** START **
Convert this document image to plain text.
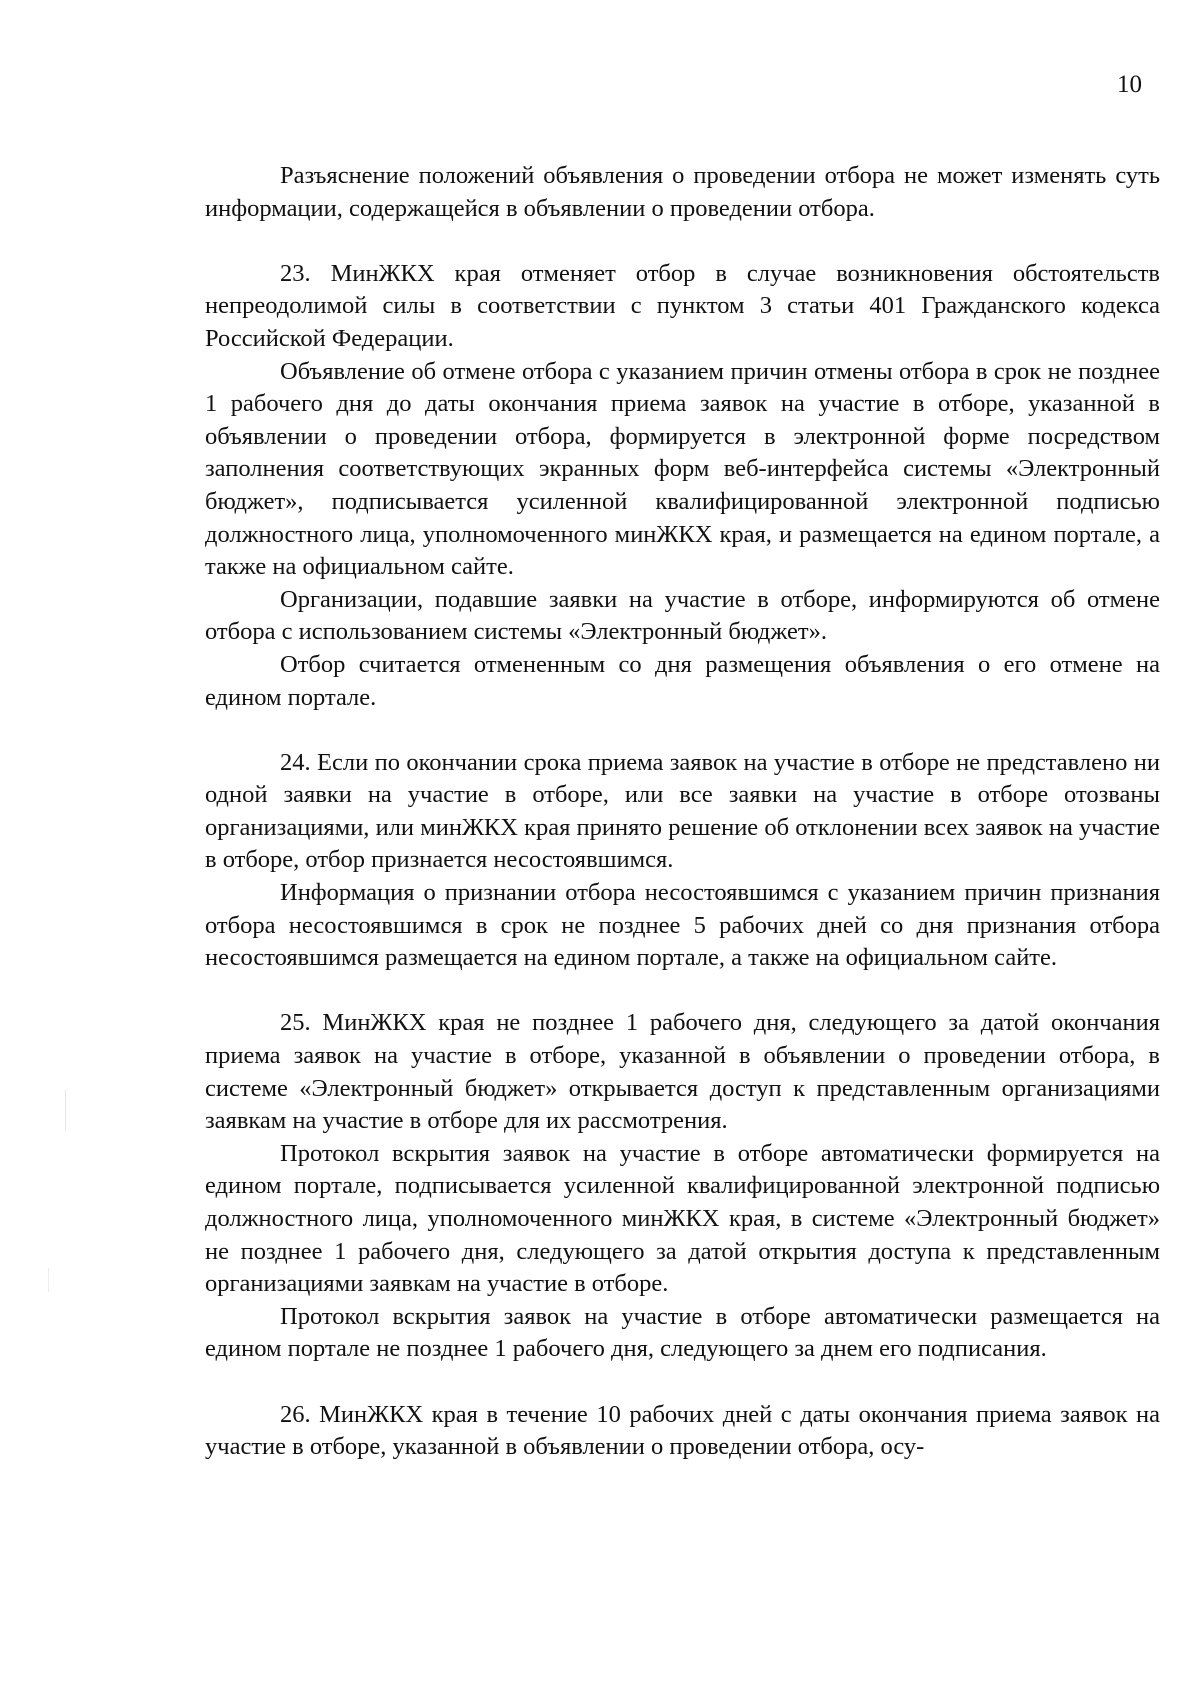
10

Разъяснение положений объявления о проведении отбора не может изменять суть информации, содержащейся в объявлении о проведении отбора.

23. МинЖКХ края отменяет отбор в случае возникновения обстоятельств непреодолимой силы в соответствии с пунктом 3 статьи 401 Гражданского кодекса Российской Федерации.

Объявление об отмене отбора с указанием причин отмены отбора в срок не позднее 1 рабочего дня до даты окончания приема заявок на участие в отборе, указанной в объявлении о проведении отбора, формируется в электронной форме посредством заполнения соответствующих экранных форм веб-интерфейса системы «Электронный бюджет», подписывается усиленной квалифицированной электронной подписью должностного лица, уполномоченного минЖКХ края, и размещается на едином портале, а также на официальном сайте.

Организации, подавшие заявки на участие в отборе, информируются об отмене отбора с использованием системы «Электронный бюджет».

Отбор считается отмененным со дня размещения объявления о его отмене на едином портале.

24. Если по окончании срока приема заявок на участие в отборе не представлено ни одной заявки на участие в отборе, или все заявки на участие в отборе отозваны организациями, или минЖКХ края принято решение об отклонении всех заявок на участие в отборе, отбор признается несостоявшимся.

Информация о признании отбора несостоявшимся с указанием причин признания отбора несостоявшимся в срок не позднее 5 рабочих дней со дня признания отбора несостоявшимся размещается на едином портале, а также на официальном сайте.

25. МинЖКХ края не позднее 1 рабочего дня, следующего за датой окончания приема заявок на участие в отборе, указанной в объявлении о проведении отбора, в системе «Электронный бюджет» открывается доступ к представленным организациями заявкам на участие в отборе для их рассмотрения.

Протокол вскрытия заявок на участие в отборе автоматически формируется на едином портале, подписывается усиленной квалифицированной электронной подписью должностного лица, уполномоченного минЖКХ края, в системе «Электронный бюджет» не позднее 1 рабочего дня, следующего за датой открытия доступа к представленным организациями заявкам на участие в отборе.

Протокол вскрытия заявок на участие в отборе автоматически размещается на едином портале не позднее 1 рабочего дня, следующего за днем его подписания.

26. МинЖКХ края в течение 10 рабочих дней с даты окончания приема заявок на участие в отборе, указанной в объявлении о проведении отбора, осу-
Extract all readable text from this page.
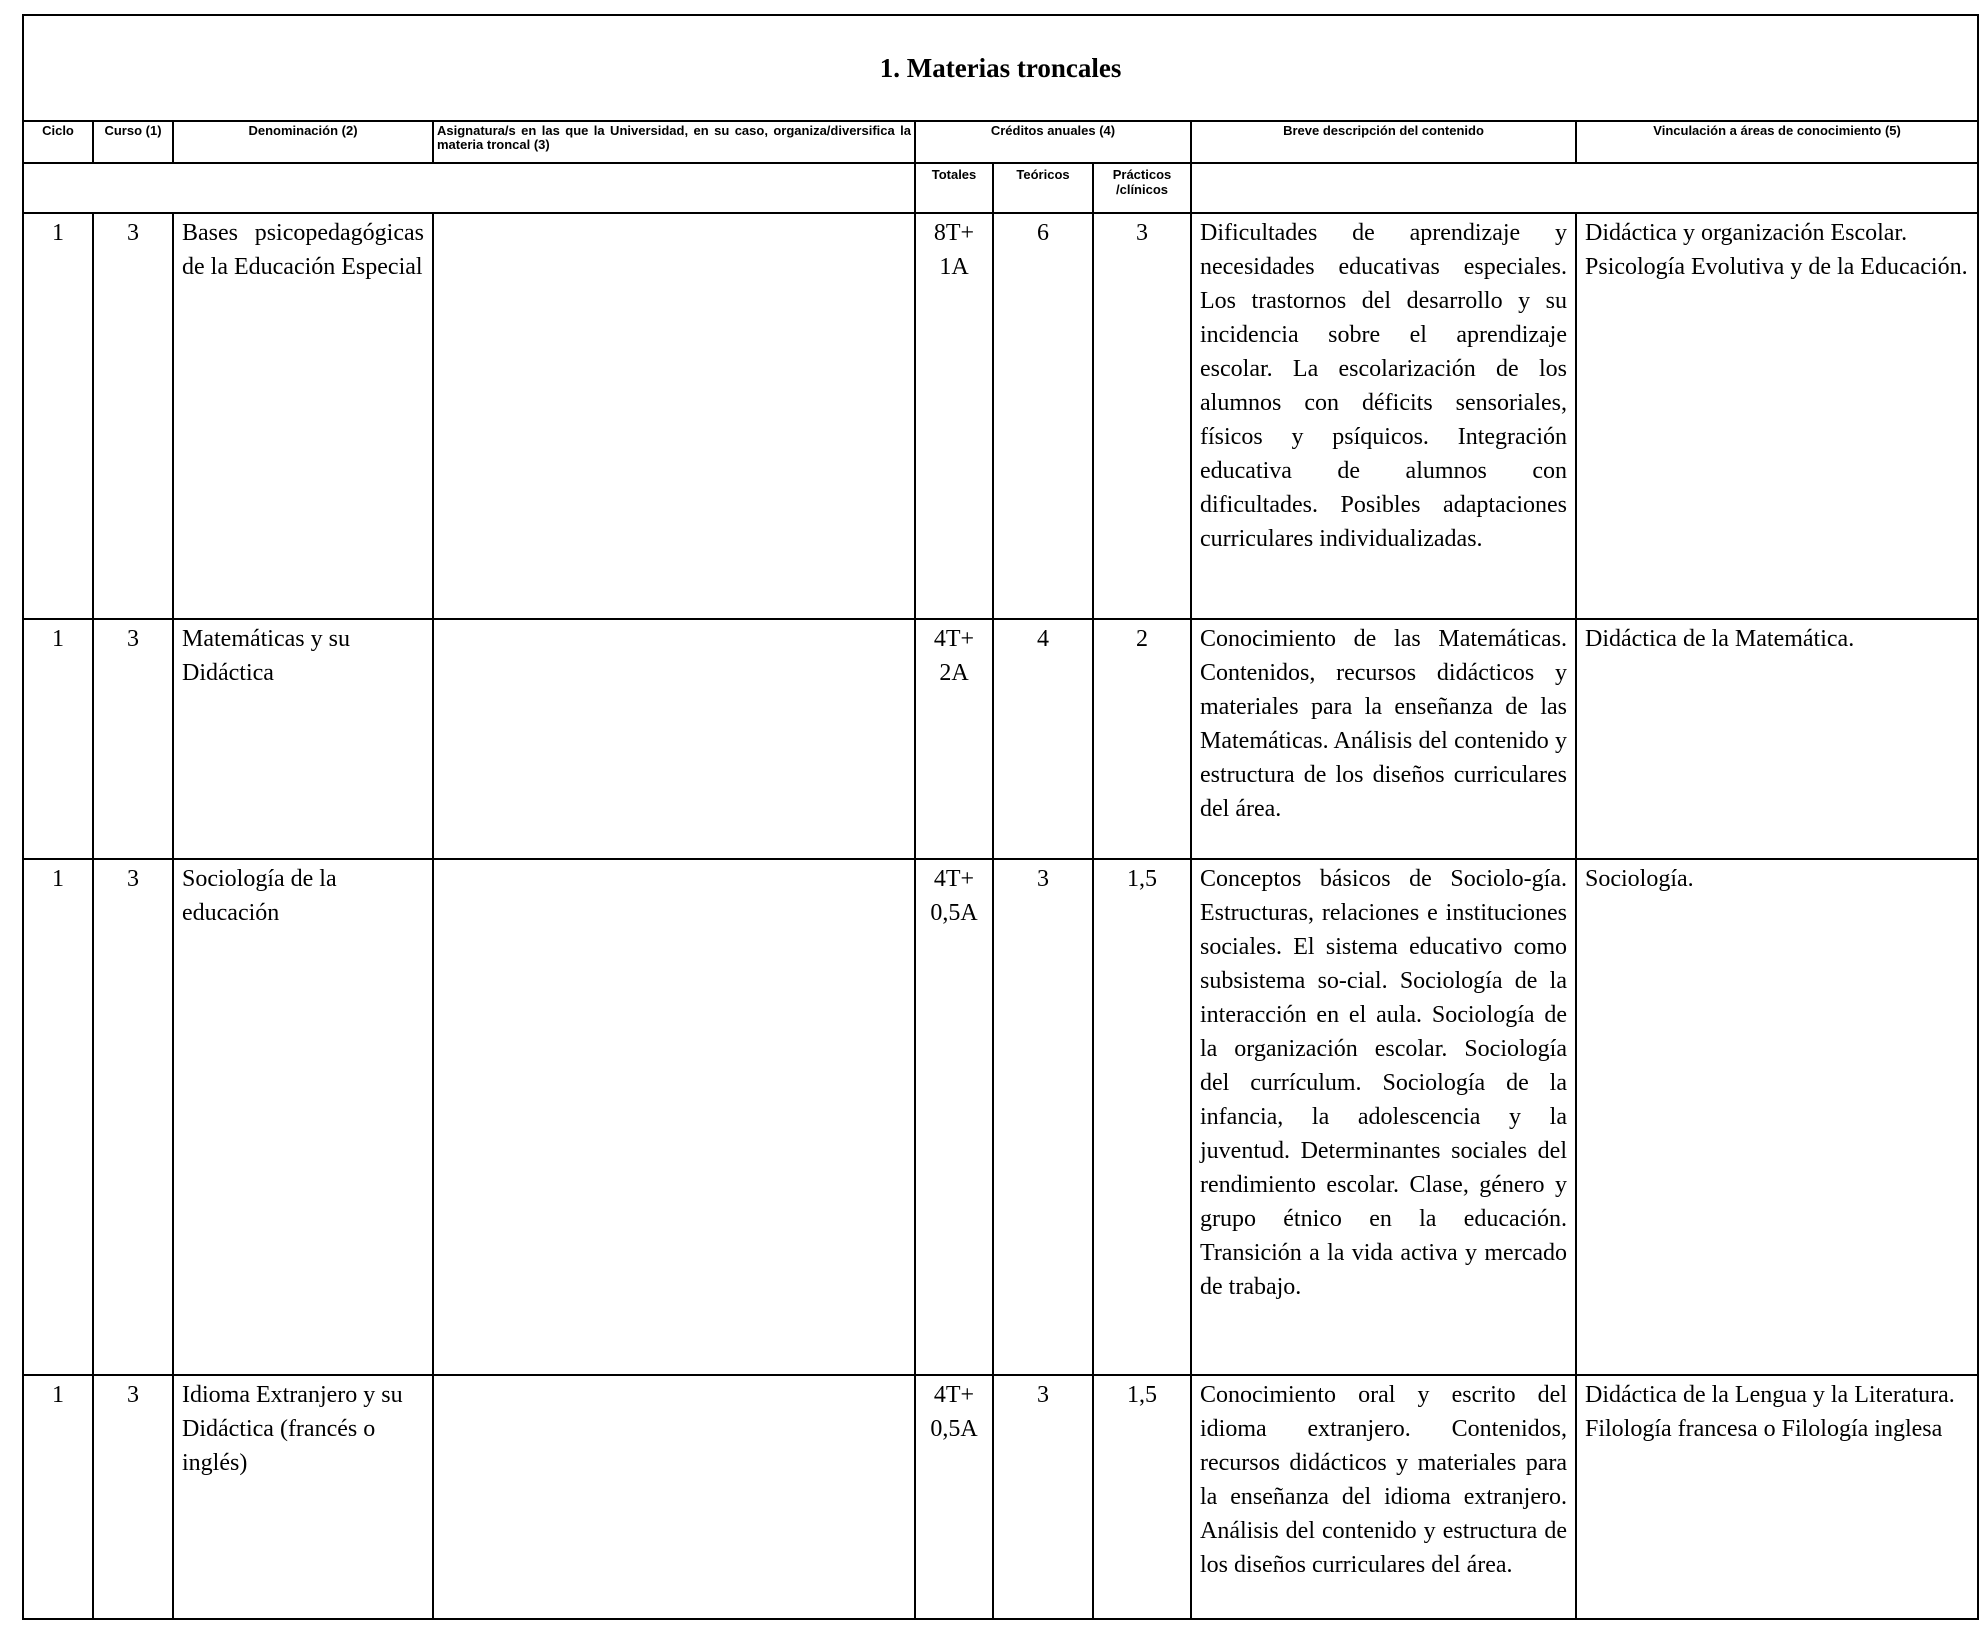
1. Materias troncales								
Ciclo	Curso (1)	Denominación (2)	Asignatura/s en las que la Universidad, en su caso, organiza/diversifica la materia troncal (3)	Créditos anuales (4)			Breve descripción del contenido	Vinculación a áreas de conocimiento (5)
				Totales	Teóricos	Prácticos /clínicos		
1	3	Bases psicopedagógicas de la Educación Especial		8T+ 1A	6	3	Dificultades de aprendizaje y necesidades educativas especiales. Los trastornos del desarrollo y su incidencia sobre el aprendizaje escolar. La escolarización de los alumnos con déficits sensoriales, físicos y psíquicos. Integración educativa de alumnos con dificultades. Posibles adaptaciones curriculares individualizadas.	Didáctica y organización Escolar. Psicología Evolutiva y de la Educación.
1	3	Matemáticas y su Didáctica		4T+ 2A	4	2	Conocimiento de las Matemáticas. Contenidos, recursos didácticos y materiales para la enseñanza de las Matemáticas. Análisis del contenido y estructura de los diseños curriculares del área.	Didáctica de la Matemática.
1	3	Sociología de la educación		4T+ 0,5A	3	1,5	Conceptos básicos de Sociolo-gía. Estructuras, relaciones e instituciones sociales. El sistema educativo como subsistema so-cial. Sociología de la interacción en el aula. Sociología de la organización escolar. Sociología del currículum. Sociología de la infancia, la adolescencia y la juventud. Determinantes sociales del rendimiento escolar. Clase, género y grupo étnico en la educación. Transición a la vida activa y mercado de trabajo.	Sociología.
1	3	Idioma Extranjero y su Didáctica (francés o inglés)		4T+ 0,5A	3	1,5	Conocimiento oral y escrito del idioma extranjero. Contenidos, recursos didácticos y materiales para la enseñanza del idioma extranjero. Análisis del contenido y estructura de los diseños curriculares del área.	Didáctica de la Lengua y la Literatura. Filología francesa o Filología inglesa
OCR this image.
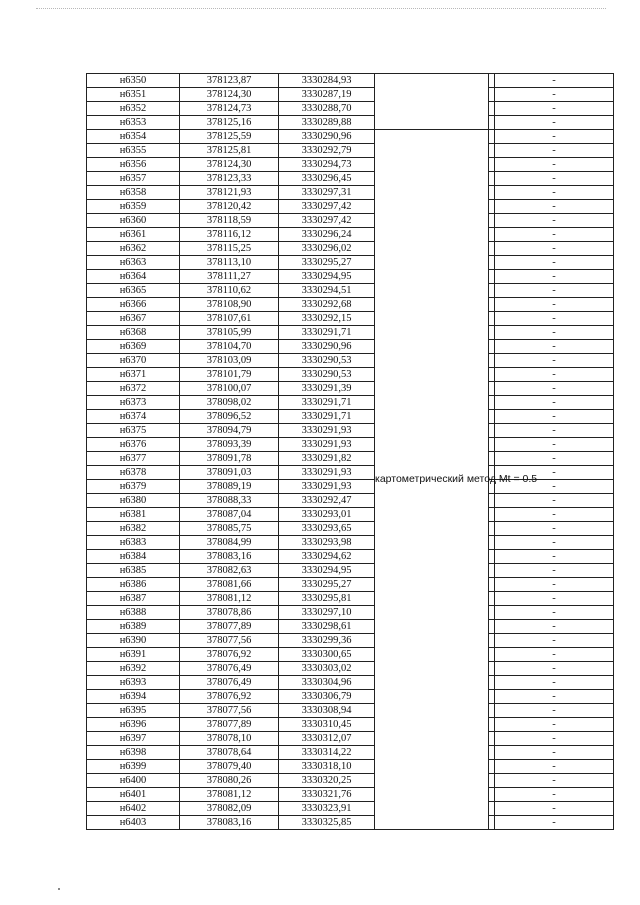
н6350	378123,87	3330284,93			-
н6351	378124,30	3330287,19			-
н6352	378124,73	3330288,70			-
н6353	378125,16	3330289,88			-
н6354	378125,59	3330290,96	картометрический метод Mt = 0.5		-
н6355	378125,81	3330292,79			-
н6356	378124,30	3330294,73			-
н6357	378123,33	3330296,45			-
н6358	378121,93	3330297,31			-
н6359	378120,42	3330297,42			-
н6360	378118,59	3330297,42			-
н6361	378116,12	3330296,24			-
н6362	378115,25	3330296,02			-
н6363	378113,10	3330295,27			-
н6364	378111,27	3330294,95			-
н6365	378110,62	3330294,51			-
н6366	378108,90	3330292,68			-
н6367	378107,61	3330292,15			-
н6368	378105,99	3330291,71			-
н6369	378104,70	3330290,96			-
н6370	378103,09	3330290,53			-
н6371	378101,79	3330290,53			-
н6372	378100,07	3330291,39			-
н6373	378098,02	3330291,71			-
н6374	378096,52	3330291,71			-
н6375	378094,79	3330291,93			-
н6376	378093,39	3330291,93			-
н6377	378091,78	3330291,82			-
н6378	378091,03	3330291,93			-
н6379	378089,19	3330291,93			-
н6380	378088,33	3330292,47			-
н6381	378087,04	3330293,01			-
н6382	378085,75	3330293,65			-
н6383	378084,99	3330293,98			-
н6384	378083,16	3330294,62			-
н6385	378082,63	3330294,95			-
н6386	378081,66	3330295,27			-
н6387	378081,12	3330295,81			-
н6388	378078,86	3330297,10			-
н6389	378077,89	3330298,61			-
н6390	378077,56	3330299,36			-
н6391	378076,92	3330300,65			-
н6392	378076,49	3330303,02			-
н6393	378076,49	3330304,96			-
н6394	378076,92	3330306,79			-
н6395	378077,56	3330308,94			-
н6396	378077,89	3330310,45			-
н6397	378078,10	3330312,07			-
н6398	378078,64	3330314,22			-
н6399	378079,40	3330318,10			-
н6400	378080,26	3330320,25			-
н6401	378081,12	3330321,76			-
н6402	378082,09	3330323,91			-
н6403	378083,16	3330325,85			-
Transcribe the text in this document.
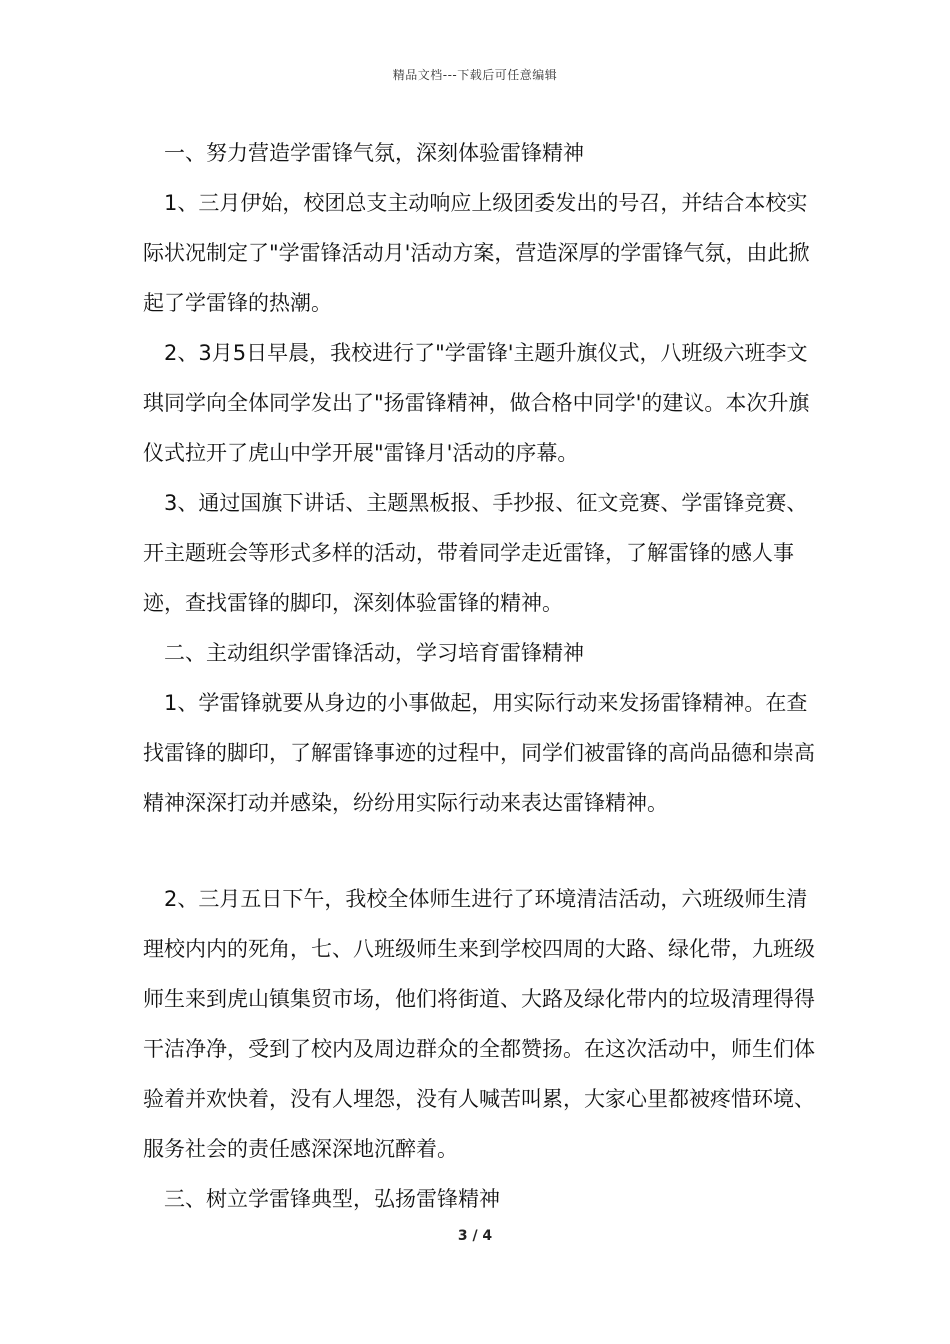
精品文档---下载后可任意编辑

一、努力营造学雷锋气氛，深刻体验雷锋精神

1、三月伊始，校团总支主动响应上级团委发出的号召，并结合本校实际状况制定了"学雷锋活动月'活动方案，营造深厚的学雷锋气氛，由此掀起了学雷锋的热潮。

2、3月5日早晨，我校进行了"学雷锋'主题升旗仪式，八班级六班李文琪同学向全体同学发出了"扬雷锋精神，做合格中同学'的建议。本次升旗仪式拉开了虎山中学开展"雷锋月'活动的序幕。

3、通过国旗下讲话、主题黑板报、手抄报、征文竞赛、学雷锋竞赛、开主题班会等形式多样的活动，带着同学走近雷锋，了解雷锋的感人事迹，查找雷锋的脚印，深刻体验雷锋的精神。

二、主动组织学雷锋活动，学习培育雷锋精神

1、学雷锋就要从身边的小事做起，用实际行动来发扬雷锋精神。在查找雷锋的脚印，了解雷锋事迹的过程中，同学们被雷锋的高尚品德和崇高精神深深打动并感染，纷纷用实际行动来表达雷锋精神。

2、三月五日下午，我校全体师生进行了环境清洁活动，六班级师生清理校内内的死角，七、八班级师生来到学校四周的大路、绿化带，九班级师生来到虎山镇集贸市场，他们将街道、大路及绿化带内的垃圾清理得得干洁净净，受到了校内及周边群众的全都赞扬。在这次活动中，师生们体验着并欢快着，没有人埋怨，没有人喊苦叫累，大家心里都被疼惜环境、服务社会的责任感深深地沉醉着。

三、树立学雷锋典型，弘扬雷锋精神

3 / 4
** END **
**WHAT YOU ARE ASKED TO DO**
Scan the material above. Extract every line in which the word "contenido" occurs.

**EXERCISE RESULT**
Ciclo	Curso (1)	Denominación (2)	Asignatura/s en las que la Universidad, en su caso, organiza/diversifica la materia troncal (3)	Créditos anuales (4)			Breve descripción del contenido	Vinculación a áreas de conocimiento (5)
1	3	Matemáticas y su Didáctica		4T+ 2A	4	2	Conocimiento de las Matemáticas. Contenidos, recursos didácticos y materiales para la enseñanza de las Matemáticas. Análisis del contenido y estructura de los diseños curriculares del área.	Didáctica de la Matemática.
1	3	Idioma Extranjero y su Didáctica (francés o inglés)		4T+ 0,5A	3	1,5	Conocimiento oral y escrito del idioma extranjero. Contenidos, recursos didácticos y materiales para la enseñanza del idioma extranjero. Análisis del contenido y estructura de los diseños curriculares del área.	Didáctica de la Lengua y la Literatura. Filología francesa o Filología inglesa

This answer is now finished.